Goal: Type out every line below exactly as it reads.

—————

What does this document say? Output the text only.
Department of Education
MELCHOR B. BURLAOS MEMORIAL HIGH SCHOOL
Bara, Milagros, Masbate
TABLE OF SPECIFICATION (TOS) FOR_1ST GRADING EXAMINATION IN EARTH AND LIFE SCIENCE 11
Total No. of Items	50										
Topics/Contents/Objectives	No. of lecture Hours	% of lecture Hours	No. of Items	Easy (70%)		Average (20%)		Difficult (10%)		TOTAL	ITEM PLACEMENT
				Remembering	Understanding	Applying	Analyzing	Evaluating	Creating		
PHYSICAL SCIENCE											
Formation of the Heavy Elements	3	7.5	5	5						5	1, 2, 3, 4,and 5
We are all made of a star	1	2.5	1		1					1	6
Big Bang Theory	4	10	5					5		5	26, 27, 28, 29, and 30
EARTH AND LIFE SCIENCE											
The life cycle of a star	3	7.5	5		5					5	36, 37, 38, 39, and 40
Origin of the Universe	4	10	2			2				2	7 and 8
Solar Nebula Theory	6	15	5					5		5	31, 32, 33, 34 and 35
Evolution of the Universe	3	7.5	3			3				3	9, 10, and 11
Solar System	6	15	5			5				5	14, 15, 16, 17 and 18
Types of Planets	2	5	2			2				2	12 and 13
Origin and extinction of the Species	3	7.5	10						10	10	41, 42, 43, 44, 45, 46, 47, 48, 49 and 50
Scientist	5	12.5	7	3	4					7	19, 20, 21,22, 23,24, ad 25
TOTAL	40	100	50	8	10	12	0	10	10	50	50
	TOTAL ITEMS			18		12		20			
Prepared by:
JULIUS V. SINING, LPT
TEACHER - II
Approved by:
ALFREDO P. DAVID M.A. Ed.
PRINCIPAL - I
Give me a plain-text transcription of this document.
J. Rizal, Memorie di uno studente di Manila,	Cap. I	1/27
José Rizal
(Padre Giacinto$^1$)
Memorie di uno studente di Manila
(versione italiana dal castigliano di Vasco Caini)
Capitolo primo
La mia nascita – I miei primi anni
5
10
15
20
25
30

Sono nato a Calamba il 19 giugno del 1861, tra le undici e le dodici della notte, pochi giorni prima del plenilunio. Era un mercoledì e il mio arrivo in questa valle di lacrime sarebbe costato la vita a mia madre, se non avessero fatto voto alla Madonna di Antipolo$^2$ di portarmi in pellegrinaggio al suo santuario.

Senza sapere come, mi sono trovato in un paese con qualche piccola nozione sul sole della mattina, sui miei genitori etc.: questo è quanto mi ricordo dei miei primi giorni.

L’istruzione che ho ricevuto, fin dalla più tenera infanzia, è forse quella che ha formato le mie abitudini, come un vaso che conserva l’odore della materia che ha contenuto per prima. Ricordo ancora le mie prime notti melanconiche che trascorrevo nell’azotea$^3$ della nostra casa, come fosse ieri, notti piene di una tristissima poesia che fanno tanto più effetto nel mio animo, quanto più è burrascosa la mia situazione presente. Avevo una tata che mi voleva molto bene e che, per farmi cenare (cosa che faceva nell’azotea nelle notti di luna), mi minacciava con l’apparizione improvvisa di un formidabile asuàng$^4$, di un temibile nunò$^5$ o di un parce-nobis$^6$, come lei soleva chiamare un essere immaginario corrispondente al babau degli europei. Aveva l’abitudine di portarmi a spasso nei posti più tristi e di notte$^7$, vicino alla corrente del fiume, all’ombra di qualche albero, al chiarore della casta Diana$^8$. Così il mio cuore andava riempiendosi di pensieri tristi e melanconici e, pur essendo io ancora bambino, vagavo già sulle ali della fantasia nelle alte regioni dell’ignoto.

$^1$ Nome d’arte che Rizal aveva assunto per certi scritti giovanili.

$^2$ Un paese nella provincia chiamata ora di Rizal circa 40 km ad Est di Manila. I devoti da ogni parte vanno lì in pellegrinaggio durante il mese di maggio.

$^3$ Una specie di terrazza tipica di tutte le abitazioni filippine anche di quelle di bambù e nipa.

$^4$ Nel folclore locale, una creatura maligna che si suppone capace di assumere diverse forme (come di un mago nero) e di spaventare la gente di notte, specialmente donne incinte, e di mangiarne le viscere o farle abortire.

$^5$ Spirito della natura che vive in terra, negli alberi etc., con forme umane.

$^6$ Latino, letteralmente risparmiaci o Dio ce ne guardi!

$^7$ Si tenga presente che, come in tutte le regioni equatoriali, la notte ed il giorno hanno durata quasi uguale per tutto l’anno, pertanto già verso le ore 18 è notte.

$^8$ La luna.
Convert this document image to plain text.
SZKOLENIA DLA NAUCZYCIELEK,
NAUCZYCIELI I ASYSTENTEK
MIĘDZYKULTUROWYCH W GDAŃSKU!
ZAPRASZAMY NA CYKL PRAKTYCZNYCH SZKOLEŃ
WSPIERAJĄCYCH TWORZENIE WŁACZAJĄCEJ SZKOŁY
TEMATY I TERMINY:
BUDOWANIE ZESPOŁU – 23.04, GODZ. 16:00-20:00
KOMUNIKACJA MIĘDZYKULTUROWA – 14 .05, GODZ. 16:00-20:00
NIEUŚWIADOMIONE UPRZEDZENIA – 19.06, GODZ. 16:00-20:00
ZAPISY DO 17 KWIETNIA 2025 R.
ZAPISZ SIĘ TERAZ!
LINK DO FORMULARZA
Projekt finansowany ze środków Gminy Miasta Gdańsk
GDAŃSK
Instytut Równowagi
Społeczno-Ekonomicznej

—————

Exercise output:
What does this document say? Output the text only.
Department of Education
MELCHOR B. BURLAOS MEMORIAL HIGH SCHOOL
Bara, Milagros, Masbate
TABLE OF SPECIFICATION (TOS) FOR_1ST GRADING EXAMINATION IN EARTH AND LIFE SCIENCE 11
Total No. of Items	50										
Topics/Contents/Objectives	No. of lecture Hours	% of lecture Hours	No. of Items	Easy (70%)		Average (20%)		Difficult (10%)		TOTAL	ITEM PLACEMENT
				Remembering	Understanding	Applying	Analyzing	Evaluating	Creating		
PHYSICAL SCIENCE											
Formation of the Heavy Elements	3	7.5	5	5						5	1, 2, 3, 4,and 5
We are all made of a star	1	2.5	1		1					1	6
Big Bang Theory	4	10	5					5		5	26, 27, 28, 29, and 30
EARTH AND LIFE SCIENCE											
The life cycle of a star	3	7.5	5		5					5	36, 37, 38, 39, and 40
Origin of the Universe	4	10	2			2				2	7 and 8
Solar Nebula Theory	6	15	5					5		5	31, 32, 33, 34 and 35
Evolution of the Universe	3	7.5	3			3				3	9, 10, and 11
Solar System	6	15	5			5				5	14, 15, 16, 17 and 18
Types of Planets	2	5	2			2				2	12 and 13
Origin and extinction of the Species	3	7.5	10						10	10	41, 42, 43, 44, 45, 46, 47, 48, 49 and 50
Scientist	5	12.5	7	3	4					7	19, 20, 21,22, 23,24, ad 25
TOTAL	40	100	50	8	10	12	0	10	10	50	50
	TOTAL ITEMS			18		12		20			
Prepared by:
JULIUS V. SINING, LPT
TEACHER - II
Approved by:
ALFREDO P. DAVID M.A. Ed.
PRINCIPAL - I
Give me a plain-text transcription of this document.
J. Rizal, Memorie di uno studente di Manila,	Cap. I	1/27
José Rizal
(Padre Giacinto$^1$)
Memorie di uno studente di Manila
(versione italiana dal castigliano di Vasco Caini)
Capitolo primo
La mia nascita – I miei primi anni
5
10
15
20
25
30

Sono nato a Calamba il 19 giugno del 1861, tra le undici e le dodici della notte, pochi giorni prima del plenilunio. Era un mercoledì e il mio arrivo in questa valle di lacrime sarebbe costato la vita a mia madre, se non avessero fatto voto alla Madonna di Antipolo$^2$ di portarmi in pellegrinaggio al suo santuario.

Senza sapere come, mi sono trovato in un paese con qualche piccola nozione sul sole della mattina, sui miei genitori etc.: questo è quanto mi ricordo dei miei primi giorni.

L’istruzione che ho ricevuto, fin dalla più tenera infanzia, è forse quella che ha formato le mie abitudini, come un vaso che conserva l’odore della materia che ha contenuto per prima. Ricordo ancora le mie prime notti melanconiche che trascorrevo nell’azotea$^3$ della nostra casa, come fosse ieri, notti piene di una tristissima poesia che fanno tanto più effetto nel mio animo, quanto più è burrascosa la mia situazione presente. Avevo una tata che mi voleva molto bene e che, per farmi cenare (cosa che faceva nell’azotea nelle notti di luna), mi minacciava con l’apparizione improvvisa di un formidabile asuàng$^4$, di un temibile nunò$^5$ o di un parce-nobis$^6$, come lei soleva chiamare un essere immaginario corrispondente al babau degli europei. Aveva l’abitudine di portarmi a spasso nei posti più tristi e di notte$^7$, vicino alla corrente del fiume, all’ombra di qualche albero, al chiarore della casta Diana$^8$. Così il mio cuore andava riempiendosi di pensieri tristi e melanconici e, pur essendo io ancora bambino, vagavo già sulle ali della fantasia nelle alte regioni dell’ignoto.

$^1$ Nome d’arte che Rizal aveva assunto per certi scritti giovanili.

$^2$ Un paese nella provincia chiamata ora di Rizal circa 40 km ad Est di Manila. I devoti da ogni parte vanno lì in pellegrinaggio durante il mese di maggio.

$^3$ Una specie di terrazza tipica di tutte le abitazioni filippine anche di quelle di bambù e nipa.

$^4$ Nel folclore locale, una creatura maligna che si suppone capace di assumere diverse forme (come di un mago nero) e di spaventare la gente di notte, specialmente donne incinte, e di mangiarne le viscere o farle abortire.

$^5$ Spirito della natura che vive in terra, negli alberi etc., con forme umane.

$^6$ Latino, letteralmente risparmiaci o Dio ce ne guardi!

$^7$ Si tenga presente che, come in tutte le regioni equatoriali, la notte ed il giorno hanno durata quasi uguale per tutto l’anno, pertanto già verso le ore 18 è notte.

$^8$ La luna.
Convert this document image to plain text.
SZKOLENIA DLA NAUCZYCIELEK,
NAUCZYCIELI I ASYSTENTEK
MIĘDZYKULTUROWYCH W GDAŃSKU!
ZAPRASZAMY NA CYKL PRAKTYCZNYCH SZKOLEŃ
WSPIERAJĄCYCH TWORZENIE WŁACZAJĄCEJ SZKOŁY
TEMATY I TERMINY:
BUDOWANIE ZESPOŁU – 23.04, GODZ. 16:00-20:00
KOMUNIKACJA MIĘDZYKULTUROWA – 14 .05, GODZ. 16:00-20:00
NIEUŚWIADOMIONE UPRZEDZENIA – 19.06, GODZ. 16:00-20:00
ZAPISY DO 17 KWIETNIA 2025 R.
ZAPISZ SIĘ TERAZ!
LINK DO FORMULARZA
Projekt finansowany ze środków Gminy Miasta Gdańsk
GDAŃSK
Instytut Równowagi
Społeczno-Ekonomicznej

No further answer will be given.